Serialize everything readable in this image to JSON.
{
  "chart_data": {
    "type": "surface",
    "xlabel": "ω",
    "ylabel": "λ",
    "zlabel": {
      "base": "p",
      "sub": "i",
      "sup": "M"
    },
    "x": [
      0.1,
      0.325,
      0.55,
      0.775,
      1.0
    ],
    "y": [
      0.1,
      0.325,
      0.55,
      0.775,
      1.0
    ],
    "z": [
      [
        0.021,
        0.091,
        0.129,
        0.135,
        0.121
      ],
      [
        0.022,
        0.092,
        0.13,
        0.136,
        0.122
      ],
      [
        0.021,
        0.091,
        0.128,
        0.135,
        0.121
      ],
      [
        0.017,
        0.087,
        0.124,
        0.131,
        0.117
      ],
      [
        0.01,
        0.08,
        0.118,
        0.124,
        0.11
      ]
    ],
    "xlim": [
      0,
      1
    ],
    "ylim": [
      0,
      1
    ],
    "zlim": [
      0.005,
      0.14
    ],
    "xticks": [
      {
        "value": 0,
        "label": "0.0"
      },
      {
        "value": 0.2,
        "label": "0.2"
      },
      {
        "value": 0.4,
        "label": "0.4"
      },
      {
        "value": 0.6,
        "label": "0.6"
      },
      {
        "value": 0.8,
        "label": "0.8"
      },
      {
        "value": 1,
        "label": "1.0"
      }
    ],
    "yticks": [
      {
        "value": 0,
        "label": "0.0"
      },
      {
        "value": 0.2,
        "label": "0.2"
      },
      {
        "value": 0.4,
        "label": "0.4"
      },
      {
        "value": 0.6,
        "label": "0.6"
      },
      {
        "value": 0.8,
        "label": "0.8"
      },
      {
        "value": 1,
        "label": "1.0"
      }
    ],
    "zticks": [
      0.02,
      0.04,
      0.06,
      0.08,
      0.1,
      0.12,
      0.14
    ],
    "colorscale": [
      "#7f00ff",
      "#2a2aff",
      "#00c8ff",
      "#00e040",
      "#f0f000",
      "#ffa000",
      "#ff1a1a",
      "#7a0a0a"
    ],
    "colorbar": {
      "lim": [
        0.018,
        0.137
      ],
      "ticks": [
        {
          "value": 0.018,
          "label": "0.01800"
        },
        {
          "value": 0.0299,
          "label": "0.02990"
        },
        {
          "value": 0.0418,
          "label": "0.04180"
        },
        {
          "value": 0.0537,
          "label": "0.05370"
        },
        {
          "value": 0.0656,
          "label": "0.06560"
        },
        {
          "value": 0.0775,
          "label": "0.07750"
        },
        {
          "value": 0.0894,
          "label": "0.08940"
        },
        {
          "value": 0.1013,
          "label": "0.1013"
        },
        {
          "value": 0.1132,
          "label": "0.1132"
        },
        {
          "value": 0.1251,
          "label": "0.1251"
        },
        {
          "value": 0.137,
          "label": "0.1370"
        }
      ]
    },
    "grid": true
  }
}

• [DIRECTIONS FOR THIS TASK]: Write out the material from the first line to the last, exactly.

• [ANSWER TO THIS EXERCISE]:
Serialize everything readable in this image to JSON.
{
  "chart_data": {
    "type": "surface",
    "xlabel": "ω",
    "ylabel": "λ",
    "zlabel": {
      "base": "p",
      "sub": "i",
      "sup": "M"
    },
    "x": [
      0.1,
      0.325,
      0.55,
      0.775,
      1.0
    ],
    "y": [
      0.1,
      0.325,
      0.55,
      0.775,
      1.0
    ],
    "z": [
      [
        0.021,
        0.091,
        0.129,
        0.135,
        0.121
      ],
      [
        0.022,
        0.092,
        0.13,
        0.136,
        0.122
      ],
      [
        0.021,
        0.091,
        0.128,
        0.135,
        0.121
      ],
      [
        0.017,
        0.087,
        0.124,
        0.131,
        0.117
      ],
      [
        0.01,
        0.08,
        0.118,
        0.124,
        0.11
      ]
    ],
    "xlim": [
      0,
      1
    ],
    "ylim": [
      0,
      1
    ],
    "zlim": [
      0.005,
      0.14
    ],
    "xticks": [
      {
        "value": 0,
        "label": "0.0"
      },
      {
        "value": 0.2,
        "label": "0.2"
      },
      {
        "value": 0.4,
        "label": "0.4"
      },
      {
        "value": 0.6,
        "label": "0.6"
      },
      {
        "value": 0.8,
        "label": "0.8"
      },
      {
        "value": 1,
        "label": "1.0"
      }
    ],
    "yticks": [
      {
        "value": 0,
        "label": "0.0"
      },
      {
        "value": 0.2,
        "label": "0.2"
      },
      {
        "value": 0.4,
        "label": "0.4"
      },
      {
        "value": 0.6,
        "label": "0.6"
      },
      {
        "value": 0.8,
        "label": "0.8"
      },
      {
        "value": 1,
        "label": "1.0"
      }
    ],
    "zticks": [
      0.02,
      0.04,
      0.06,
      0.08,
      0.1,
      0.12,
      0.14
    ],
    "colorscale": [
      "#7f00ff",
      "#2a2aff",
      "#00c8ff",
      "#00e040",
      "#f0f000",
      "#ffa000",
      "#ff1a1a",
      "#7a0a0a"
    ],
    "colorbar": {
      "lim": [
        0.018,
        0.137
      ],
      "ticks": [
        {
          "value": 0.018,
          "label": "0.01800"
        },
        {
          "value": 0.0299,
          "label": "0.02990"
        },
        {
          "value": 0.0418,
          "label": "0.04180"
        },
        {
          "value": 0.0537,
          "label": "0.05370"
        },
        {
          "value": 0.0656,
          "label": "0.06560"
        },
        {
          "value": 0.0775,
          "label": "0.07750"
        },
        {
          "value": 0.0894,
          "label": "0.08940"
        },
        {
          "value": 0.1013,
          "label": "0.1013"
        },
        {
          "value": 0.1132,
          "label": "0.1132"
        },
        {
          "value": 0.1251,
          "label": "0.1251"
        },
        {
          "value": 0.137,
          "label": "0.1370"
        }
      ]
    },
    "grid": true
  }
}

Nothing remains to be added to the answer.